--- Extracted data entries ---
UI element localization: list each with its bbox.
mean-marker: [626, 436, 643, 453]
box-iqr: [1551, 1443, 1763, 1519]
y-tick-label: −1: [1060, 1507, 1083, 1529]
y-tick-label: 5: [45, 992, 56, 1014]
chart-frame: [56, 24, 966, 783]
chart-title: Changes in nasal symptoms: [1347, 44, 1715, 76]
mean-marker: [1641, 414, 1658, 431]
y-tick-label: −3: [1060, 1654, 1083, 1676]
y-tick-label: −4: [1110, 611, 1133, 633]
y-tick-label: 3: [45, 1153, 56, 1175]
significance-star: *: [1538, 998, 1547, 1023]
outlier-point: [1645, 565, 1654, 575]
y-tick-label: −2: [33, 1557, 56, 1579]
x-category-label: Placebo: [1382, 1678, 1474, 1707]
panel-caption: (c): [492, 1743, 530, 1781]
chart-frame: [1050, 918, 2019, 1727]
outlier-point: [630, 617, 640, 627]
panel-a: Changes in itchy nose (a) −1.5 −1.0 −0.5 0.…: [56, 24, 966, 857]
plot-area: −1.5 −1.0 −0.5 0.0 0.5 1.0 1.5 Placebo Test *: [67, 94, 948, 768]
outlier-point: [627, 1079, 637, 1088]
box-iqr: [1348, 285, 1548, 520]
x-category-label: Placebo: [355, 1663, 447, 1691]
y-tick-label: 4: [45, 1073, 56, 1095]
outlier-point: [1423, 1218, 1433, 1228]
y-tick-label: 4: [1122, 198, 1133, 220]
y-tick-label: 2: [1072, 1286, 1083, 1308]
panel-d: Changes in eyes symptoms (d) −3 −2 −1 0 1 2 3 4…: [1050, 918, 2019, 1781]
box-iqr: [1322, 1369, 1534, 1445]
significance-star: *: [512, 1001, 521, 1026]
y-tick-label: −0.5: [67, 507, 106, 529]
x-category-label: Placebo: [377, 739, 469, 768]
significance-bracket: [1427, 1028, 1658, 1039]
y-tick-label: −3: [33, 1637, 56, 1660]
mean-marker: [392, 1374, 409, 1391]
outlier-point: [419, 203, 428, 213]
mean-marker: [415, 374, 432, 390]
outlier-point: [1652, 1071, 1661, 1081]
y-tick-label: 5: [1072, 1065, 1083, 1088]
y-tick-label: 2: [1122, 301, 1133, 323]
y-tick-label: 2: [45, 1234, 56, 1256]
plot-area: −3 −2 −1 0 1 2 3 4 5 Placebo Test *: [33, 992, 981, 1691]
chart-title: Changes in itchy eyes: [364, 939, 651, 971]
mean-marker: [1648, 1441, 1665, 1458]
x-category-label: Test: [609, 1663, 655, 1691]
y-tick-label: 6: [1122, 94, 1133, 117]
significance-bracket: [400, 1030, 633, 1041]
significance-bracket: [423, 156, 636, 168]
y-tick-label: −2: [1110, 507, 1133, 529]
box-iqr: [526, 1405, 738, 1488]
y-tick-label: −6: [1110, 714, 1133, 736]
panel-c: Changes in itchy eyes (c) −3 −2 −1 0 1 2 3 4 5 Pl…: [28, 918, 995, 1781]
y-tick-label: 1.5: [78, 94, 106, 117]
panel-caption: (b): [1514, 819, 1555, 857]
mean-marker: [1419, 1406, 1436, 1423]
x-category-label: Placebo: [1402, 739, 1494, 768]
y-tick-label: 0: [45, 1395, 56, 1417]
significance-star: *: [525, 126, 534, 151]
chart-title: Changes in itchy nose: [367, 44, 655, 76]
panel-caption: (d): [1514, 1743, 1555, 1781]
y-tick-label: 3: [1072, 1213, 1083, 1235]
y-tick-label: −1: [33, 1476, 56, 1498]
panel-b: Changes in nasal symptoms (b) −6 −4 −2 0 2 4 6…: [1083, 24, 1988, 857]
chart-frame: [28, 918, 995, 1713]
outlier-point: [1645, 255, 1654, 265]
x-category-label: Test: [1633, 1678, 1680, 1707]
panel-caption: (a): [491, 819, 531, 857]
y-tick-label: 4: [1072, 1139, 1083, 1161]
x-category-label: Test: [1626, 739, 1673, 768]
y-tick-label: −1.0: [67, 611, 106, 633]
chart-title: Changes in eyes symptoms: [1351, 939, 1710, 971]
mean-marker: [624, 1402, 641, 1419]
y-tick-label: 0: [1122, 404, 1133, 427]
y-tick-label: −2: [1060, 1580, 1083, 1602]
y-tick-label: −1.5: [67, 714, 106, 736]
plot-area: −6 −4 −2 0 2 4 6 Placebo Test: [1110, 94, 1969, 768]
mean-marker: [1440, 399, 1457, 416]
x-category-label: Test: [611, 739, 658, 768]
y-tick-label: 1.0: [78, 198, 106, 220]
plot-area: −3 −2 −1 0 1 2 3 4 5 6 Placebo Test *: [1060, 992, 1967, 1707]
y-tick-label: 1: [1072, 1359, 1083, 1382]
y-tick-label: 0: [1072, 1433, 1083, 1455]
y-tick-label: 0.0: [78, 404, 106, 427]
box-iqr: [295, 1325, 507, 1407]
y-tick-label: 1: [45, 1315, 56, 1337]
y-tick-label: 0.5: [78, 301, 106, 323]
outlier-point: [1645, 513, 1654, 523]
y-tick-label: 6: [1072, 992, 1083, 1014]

--- Goal of the exercise ---
Rewrite these rows, replacing "Placebo" with "Control" everywhere and leaving everything else unchanged.

--- Solution ---
UI element localization: list each with its bbox.
mean-marker: [626, 436, 643, 453]
box-iqr: [1551, 1443, 1763, 1519]
y-tick-label: −1: [1060, 1507, 1083, 1529]
y-tick-label: 5: [45, 992, 56, 1014]
chart-frame: [56, 24, 966, 783]
chart-title: Changes in nasal symptoms: [1347, 44, 1715, 76]
mean-marker: [1641, 414, 1658, 431]
y-tick-label: −3: [1060, 1654, 1083, 1676]
y-tick-label: −4: [1110, 611, 1133, 633]
y-tick-label: 3: [45, 1153, 56, 1175]
significance-star: *: [1538, 998, 1547, 1023]
outlier-point: [1645, 565, 1654, 575]
y-tick-label: −2: [33, 1557, 56, 1579]
x-category-label: Control: [1382, 1678, 1474, 1707]
panel-caption: (c): [492, 1743, 530, 1781]
chart-frame: [1050, 918, 2019, 1727]
outlier-point: [630, 617, 640, 627]
panel-a: Changes in itchy nose (a) −1.5 −1.0 −0.5 0.…: [56, 24, 966, 857]
plot-area: −1.5 −1.0 −0.5 0.0 0.5 1.0 1.5 Control Test *: [67, 94, 948, 768]
outlier-point: [627, 1079, 637, 1088]
box-iqr: [1348, 285, 1548, 520]
x-category-label: Control: [355, 1663, 447, 1691]
y-tick-label: 4: [45, 1073, 56, 1095]
outlier-point: [1423, 1218, 1433, 1228]
y-tick-label: 4: [1122, 198, 1133, 220]
y-tick-label: 2: [1072, 1286, 1083, 1308]
panel-d: Changes in eyes symptoms (d) −3 −2 −1 0 1 2 3 4…: [1050, 918, 2019, 1781]
box-iqr: [1322, 1369, 1534, 1445]
significance-star: *: [512, 1001, 521, 1026]
y-tick-label: −0.5: [67, 507, 106, 529]
x-category-label: Control: [377, 739, 469, 768]
significance-bracket: [1427, 1028, 1658, 1039]
y-tick-label: −3: [33, 1637, 56, 1660]
mean-marker: [392, 1374, 409, 1391]
outlier-point: [419, 203, 428, 213]
mean-marker: [415, 374, 432, 390]
outlier-point: [1652, 1071, 1661, 1081]
y-tick-label: 5: [1072, 1065, 1083, 1088]
y-tick-label: 2: [1122, 301, 1133, 323]
y-tick-label: 2: [45, 1234, 56, 1256]
plot-area: −3 −2 −1 0 1 2 3 4 5 Control Test *: [33, 992, 981, 1691]
chart-title: Changes in itchy eyes: [364, 939, 651, 971]
mean-marker: [1648, 1441, 1665, 1458]
x-category-label: Test: [609, 1663, 655, 1691]
y-tick-label: 6: [1122, 94, 1133, 117]
significance-bracket: [400, 1030, 633, 1041]
significance-bracket: [423, 156, 636, 168]
y-tick-label: −2: [1110, 507, 1133, 529]
box-iqr: [526, 1405, 738, 1488]
y-tick-label: −6: [1110, 714, 1133, 736]
panel-c: Changes in itchy eyes (c) −3 −2 −1 0 1 2 3 4 5 Pl…: [28, 918, 995, 1781]
y-tick-label: 1.5: [78, 94, 106, 117]
panel-caption: (b): [1514, 819, 1555, 857]
mean-marker: [1419, 1406, 1436, 1423]
x-category-label: Control: [1402, 739, 1494, 768]
y-tick-label: 0: [45, 1395, 56, 1417]
significance-star: *: [525, 126, 534, 151]
chart-title: Changes in itchy nose: [367, 44, 655, 76]
panel-caption: (d): [1514, 1743, 1555, 1781]
y-tick-label: 3: [1072, 1213, 1083, 1235]
y-tick-label: −1: [33, 1476, 56, 1498]
panel-b: Changes in nasal symptoms (b) −6 −4 −2 0 2 4 6…: [1083, 24, 1988, 857]
chart-frame: [28, 918, 995, 1713]
outlier-point: [1645, 255, 1654, 265]
x-category-label: Test: [1633, 1678, 1680, 1707]
panel-caption: (a): [491, 819, 531, 857]
y-tick-label: 4: [1072, 1139, 1083, 1161]
x-category-label: Test: [1626, 739, 1673, 768]
y-tick-label: −1.0: [67, 611, 106, 633]
chart-title: Changes in eyes symptoms: [1351, 939, 1710, 971]
mean-marker: [624, 1402, 641, 1419]
y-tick-label: 0: [1122, 404, 1133, 427]
y-tick-label: −2: [1060, 1580, 1083, 1602]
y-tick-label: −1.5: [67, 714, 106, 736]
plot-area: −6 −4 −2 0 2 4 6 Control Test: [1110, 94, 1969, 768]
mean-marker: [1440, 399, 1457, 416]
x-category-label: Test: [611, 739, 658, 768]
y-tick-label: 1.0: [78, 198, 106, 220]
plot-area: −3 −2 −1 0 1 2 3 4 5 6 Control Test *: [1060, 992, 1967, 1707]
y-tick-label: 1: [1072, 1359, 1083, 1382]
y-tick-label: 0: [1072, 1433, 1083, 1455]
y-tick-label: 0.0: [78, 404, 106, 427]
box-iqr: [295, 1325, 507, 1407]
y-tick-label: 1: [45, 1315, 56, 1337]
y-tick-label: 0.5: [78, 301, 106, 323]
outlier-point: [1645, 513, 1654, 523]
y-tick-label: 6: [1072, 992, 1083, 1014]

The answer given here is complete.